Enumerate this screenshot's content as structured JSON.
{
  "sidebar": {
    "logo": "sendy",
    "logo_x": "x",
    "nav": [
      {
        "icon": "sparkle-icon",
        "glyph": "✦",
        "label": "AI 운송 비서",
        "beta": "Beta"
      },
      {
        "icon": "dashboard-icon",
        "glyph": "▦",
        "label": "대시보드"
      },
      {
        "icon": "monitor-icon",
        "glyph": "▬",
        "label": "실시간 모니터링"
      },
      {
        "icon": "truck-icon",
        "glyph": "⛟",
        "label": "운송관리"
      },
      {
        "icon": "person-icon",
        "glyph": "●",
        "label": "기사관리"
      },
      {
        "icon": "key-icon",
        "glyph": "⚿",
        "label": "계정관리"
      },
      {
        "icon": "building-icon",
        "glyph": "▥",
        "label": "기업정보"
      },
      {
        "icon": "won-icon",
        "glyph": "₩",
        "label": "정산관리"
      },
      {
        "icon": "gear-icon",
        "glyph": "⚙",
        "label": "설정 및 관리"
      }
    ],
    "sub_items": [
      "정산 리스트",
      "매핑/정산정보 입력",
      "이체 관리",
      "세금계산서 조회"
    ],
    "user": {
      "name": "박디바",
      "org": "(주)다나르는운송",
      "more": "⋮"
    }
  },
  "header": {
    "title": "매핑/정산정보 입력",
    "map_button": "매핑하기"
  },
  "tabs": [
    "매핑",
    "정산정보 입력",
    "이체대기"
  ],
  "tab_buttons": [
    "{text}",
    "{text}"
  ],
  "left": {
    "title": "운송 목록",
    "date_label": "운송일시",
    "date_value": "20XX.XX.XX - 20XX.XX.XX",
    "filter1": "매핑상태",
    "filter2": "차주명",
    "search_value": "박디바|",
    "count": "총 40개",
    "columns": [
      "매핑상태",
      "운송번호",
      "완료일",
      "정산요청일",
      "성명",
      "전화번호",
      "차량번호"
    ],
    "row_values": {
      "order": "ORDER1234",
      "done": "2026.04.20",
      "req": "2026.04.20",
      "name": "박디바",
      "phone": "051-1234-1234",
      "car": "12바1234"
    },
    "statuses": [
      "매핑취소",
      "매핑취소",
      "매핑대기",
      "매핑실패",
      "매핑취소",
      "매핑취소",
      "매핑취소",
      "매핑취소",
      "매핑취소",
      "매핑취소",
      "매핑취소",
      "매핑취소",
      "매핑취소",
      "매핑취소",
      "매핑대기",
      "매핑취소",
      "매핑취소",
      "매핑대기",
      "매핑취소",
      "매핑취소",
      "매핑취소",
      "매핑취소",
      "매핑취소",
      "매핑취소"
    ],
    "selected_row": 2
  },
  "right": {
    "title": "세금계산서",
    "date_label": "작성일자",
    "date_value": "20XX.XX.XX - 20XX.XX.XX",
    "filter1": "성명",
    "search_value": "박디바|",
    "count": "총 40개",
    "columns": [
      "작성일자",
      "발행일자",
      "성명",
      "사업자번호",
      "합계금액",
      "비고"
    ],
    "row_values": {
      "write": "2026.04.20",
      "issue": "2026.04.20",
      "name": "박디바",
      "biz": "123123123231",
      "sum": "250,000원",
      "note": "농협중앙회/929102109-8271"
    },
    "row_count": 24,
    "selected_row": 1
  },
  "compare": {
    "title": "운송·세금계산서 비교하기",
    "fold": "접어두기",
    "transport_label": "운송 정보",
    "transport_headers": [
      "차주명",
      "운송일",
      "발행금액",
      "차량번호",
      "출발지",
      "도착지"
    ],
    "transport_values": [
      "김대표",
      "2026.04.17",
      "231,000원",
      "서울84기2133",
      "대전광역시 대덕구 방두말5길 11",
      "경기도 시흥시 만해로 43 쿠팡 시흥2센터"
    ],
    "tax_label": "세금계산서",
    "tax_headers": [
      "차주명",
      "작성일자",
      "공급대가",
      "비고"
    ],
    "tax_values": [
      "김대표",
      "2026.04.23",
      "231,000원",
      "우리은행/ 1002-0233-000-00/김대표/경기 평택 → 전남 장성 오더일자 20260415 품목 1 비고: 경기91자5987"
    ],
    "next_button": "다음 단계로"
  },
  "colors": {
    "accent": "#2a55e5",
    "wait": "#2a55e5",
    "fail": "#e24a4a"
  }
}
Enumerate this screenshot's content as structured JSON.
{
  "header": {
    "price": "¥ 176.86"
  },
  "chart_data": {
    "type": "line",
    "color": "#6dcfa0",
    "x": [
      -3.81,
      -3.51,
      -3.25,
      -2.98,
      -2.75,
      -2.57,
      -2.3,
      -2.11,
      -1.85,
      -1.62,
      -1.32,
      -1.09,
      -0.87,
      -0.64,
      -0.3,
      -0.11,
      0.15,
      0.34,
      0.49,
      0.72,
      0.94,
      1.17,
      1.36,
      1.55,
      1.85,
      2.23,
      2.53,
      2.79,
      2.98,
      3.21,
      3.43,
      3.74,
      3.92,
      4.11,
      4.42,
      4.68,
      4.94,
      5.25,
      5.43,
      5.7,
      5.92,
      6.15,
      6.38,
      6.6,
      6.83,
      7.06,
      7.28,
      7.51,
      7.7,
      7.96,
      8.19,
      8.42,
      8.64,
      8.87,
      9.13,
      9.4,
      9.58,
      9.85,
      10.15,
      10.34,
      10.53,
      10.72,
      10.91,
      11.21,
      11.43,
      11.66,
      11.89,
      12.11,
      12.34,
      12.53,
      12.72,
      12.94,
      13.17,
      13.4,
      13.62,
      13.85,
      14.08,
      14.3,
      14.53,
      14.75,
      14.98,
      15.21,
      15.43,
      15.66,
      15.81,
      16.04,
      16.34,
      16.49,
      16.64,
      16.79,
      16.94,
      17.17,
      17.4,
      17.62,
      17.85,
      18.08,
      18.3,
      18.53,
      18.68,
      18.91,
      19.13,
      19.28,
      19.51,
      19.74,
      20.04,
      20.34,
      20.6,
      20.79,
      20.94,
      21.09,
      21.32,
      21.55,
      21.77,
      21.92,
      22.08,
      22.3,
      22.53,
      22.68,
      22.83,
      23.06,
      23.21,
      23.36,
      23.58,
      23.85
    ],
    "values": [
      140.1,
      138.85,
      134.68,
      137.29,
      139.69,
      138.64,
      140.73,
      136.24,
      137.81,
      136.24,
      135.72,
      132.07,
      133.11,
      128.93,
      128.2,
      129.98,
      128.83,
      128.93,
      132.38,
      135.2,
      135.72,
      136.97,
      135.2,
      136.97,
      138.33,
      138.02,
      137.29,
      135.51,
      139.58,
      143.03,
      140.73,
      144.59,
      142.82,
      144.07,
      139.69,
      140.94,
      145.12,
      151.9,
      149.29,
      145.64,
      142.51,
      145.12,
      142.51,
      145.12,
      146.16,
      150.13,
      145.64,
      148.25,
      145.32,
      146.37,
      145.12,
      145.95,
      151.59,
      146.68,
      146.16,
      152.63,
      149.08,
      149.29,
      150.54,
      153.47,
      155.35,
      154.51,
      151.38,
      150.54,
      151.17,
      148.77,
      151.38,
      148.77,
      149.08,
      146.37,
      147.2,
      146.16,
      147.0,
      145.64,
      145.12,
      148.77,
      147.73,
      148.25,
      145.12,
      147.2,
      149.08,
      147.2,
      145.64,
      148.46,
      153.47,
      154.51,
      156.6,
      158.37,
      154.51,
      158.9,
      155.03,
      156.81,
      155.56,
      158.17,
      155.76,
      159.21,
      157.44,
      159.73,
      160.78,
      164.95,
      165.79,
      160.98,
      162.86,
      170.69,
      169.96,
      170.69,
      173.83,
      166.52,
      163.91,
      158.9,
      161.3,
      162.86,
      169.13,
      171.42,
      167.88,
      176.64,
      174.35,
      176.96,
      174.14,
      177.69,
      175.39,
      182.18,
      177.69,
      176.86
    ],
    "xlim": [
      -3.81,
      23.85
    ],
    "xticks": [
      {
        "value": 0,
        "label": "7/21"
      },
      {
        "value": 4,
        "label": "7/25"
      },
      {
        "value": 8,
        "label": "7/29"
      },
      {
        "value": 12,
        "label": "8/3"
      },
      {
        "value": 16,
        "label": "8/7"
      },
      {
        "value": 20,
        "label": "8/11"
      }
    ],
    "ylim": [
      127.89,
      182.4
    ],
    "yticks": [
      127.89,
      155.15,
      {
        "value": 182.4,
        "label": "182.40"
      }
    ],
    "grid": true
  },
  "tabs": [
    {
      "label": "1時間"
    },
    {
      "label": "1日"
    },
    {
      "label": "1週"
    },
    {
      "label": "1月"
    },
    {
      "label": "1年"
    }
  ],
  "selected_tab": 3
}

**YOUR GOAL:** Select every line of the records holding the string "title".

**EXERCISE RESPONSE:**
    "title": "매핑/정산정보 입력",
    "title": "운송 목록",
    "title": "세금계산서",
    "title": "운송·세금계산서 비교하기",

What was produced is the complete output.